WORK REQUIRED - Select every line holding the word "ylabel" and copy it.

TASK INPUT -
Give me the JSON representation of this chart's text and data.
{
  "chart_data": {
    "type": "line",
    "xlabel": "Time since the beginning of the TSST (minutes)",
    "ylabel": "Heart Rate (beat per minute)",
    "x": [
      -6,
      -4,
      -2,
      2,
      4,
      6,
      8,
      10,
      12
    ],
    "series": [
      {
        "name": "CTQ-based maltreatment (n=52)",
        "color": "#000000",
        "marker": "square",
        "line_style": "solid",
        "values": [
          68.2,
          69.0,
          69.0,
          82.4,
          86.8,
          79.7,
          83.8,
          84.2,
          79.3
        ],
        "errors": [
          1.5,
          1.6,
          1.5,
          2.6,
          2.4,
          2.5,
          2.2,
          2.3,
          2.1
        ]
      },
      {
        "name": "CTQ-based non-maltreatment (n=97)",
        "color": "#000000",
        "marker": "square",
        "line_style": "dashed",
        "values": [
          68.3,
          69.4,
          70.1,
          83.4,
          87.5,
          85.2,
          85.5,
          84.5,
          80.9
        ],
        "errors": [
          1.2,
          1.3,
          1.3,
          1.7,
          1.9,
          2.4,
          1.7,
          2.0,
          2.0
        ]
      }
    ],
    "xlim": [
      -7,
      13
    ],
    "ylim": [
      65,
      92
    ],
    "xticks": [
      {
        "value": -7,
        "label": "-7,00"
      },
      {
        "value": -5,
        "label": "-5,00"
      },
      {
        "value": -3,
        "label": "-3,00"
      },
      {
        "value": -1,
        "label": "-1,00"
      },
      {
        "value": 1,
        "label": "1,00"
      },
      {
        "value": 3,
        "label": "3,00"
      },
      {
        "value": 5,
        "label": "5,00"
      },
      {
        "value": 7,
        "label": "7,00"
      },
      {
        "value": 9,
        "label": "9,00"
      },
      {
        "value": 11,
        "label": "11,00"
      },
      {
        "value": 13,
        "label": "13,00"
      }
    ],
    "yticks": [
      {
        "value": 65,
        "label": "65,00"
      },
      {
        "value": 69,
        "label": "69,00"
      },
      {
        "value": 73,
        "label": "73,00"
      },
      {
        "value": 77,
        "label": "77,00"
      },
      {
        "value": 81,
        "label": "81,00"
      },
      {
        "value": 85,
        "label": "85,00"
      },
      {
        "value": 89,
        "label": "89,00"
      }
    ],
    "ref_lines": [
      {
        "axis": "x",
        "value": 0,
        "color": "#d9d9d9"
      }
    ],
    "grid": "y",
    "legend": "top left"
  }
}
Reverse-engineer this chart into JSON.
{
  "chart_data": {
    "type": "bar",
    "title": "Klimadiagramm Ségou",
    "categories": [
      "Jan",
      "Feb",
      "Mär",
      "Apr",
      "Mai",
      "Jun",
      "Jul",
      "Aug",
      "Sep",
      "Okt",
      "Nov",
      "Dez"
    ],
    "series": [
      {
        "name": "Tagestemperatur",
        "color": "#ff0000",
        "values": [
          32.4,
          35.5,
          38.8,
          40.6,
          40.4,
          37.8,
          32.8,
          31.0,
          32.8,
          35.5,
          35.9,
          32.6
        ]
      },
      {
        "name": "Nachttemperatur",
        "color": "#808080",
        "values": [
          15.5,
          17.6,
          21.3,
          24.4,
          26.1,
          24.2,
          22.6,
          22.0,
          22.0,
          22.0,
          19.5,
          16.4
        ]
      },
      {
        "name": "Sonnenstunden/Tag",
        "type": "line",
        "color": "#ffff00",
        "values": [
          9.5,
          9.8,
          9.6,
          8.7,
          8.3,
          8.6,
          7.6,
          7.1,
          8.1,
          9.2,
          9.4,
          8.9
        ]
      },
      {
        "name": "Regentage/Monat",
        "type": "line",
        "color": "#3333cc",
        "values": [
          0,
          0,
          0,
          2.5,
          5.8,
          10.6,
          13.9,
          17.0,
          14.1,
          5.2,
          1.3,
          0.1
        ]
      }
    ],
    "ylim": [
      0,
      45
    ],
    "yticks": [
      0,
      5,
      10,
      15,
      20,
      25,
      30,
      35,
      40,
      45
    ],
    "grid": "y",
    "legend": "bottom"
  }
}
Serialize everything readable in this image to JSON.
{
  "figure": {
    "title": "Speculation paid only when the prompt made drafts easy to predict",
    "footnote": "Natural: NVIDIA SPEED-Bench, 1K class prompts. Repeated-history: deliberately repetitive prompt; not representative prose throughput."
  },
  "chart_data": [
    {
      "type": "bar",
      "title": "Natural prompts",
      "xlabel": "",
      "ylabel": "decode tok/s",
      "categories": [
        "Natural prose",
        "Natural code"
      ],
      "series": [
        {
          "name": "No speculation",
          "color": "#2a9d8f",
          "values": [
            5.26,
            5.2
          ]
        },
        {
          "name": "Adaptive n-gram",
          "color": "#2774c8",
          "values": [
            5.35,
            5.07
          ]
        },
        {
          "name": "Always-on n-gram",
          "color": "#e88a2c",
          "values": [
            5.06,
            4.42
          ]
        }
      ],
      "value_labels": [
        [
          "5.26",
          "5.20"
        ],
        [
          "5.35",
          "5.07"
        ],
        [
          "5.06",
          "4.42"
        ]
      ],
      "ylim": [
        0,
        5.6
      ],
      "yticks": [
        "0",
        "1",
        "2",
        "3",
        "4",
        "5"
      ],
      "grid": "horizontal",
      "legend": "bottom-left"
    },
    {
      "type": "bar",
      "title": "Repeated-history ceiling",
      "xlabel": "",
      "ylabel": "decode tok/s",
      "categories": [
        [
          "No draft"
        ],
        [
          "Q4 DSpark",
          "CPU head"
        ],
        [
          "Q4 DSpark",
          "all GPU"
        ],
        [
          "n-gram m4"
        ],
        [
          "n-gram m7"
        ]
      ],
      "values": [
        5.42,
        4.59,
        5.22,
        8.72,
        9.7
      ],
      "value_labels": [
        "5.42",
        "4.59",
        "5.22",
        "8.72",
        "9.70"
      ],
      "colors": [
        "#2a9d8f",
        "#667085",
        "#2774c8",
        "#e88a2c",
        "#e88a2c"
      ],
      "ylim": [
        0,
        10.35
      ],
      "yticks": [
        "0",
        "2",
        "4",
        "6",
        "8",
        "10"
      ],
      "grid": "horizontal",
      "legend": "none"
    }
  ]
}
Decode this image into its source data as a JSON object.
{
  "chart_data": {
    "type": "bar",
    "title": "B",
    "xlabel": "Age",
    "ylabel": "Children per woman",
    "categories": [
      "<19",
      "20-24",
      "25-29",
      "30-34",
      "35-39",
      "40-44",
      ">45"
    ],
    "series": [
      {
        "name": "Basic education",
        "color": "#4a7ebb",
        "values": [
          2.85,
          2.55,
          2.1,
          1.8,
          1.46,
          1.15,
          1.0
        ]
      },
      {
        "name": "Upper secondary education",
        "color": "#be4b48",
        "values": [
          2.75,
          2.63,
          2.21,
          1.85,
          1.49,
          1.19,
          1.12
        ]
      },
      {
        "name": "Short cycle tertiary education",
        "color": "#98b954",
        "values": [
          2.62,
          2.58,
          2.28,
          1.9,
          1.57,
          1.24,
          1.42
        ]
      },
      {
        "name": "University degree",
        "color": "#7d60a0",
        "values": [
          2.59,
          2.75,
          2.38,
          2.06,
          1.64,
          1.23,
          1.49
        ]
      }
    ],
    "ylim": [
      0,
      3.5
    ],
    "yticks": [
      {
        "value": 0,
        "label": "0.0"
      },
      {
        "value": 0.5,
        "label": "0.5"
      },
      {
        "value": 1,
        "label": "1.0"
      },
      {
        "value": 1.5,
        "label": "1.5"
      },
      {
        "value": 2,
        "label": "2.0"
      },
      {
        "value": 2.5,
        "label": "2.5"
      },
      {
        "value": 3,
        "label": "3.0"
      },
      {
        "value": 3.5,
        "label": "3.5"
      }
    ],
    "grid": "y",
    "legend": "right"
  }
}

RESULT FOR THIS TASK -
    "ylabel": "Heart Rate (beat per minute)",
      "ylabel": "decode tok/s",
      "ylabel": "decode tok/s",
    "ylabel": "Children per woman",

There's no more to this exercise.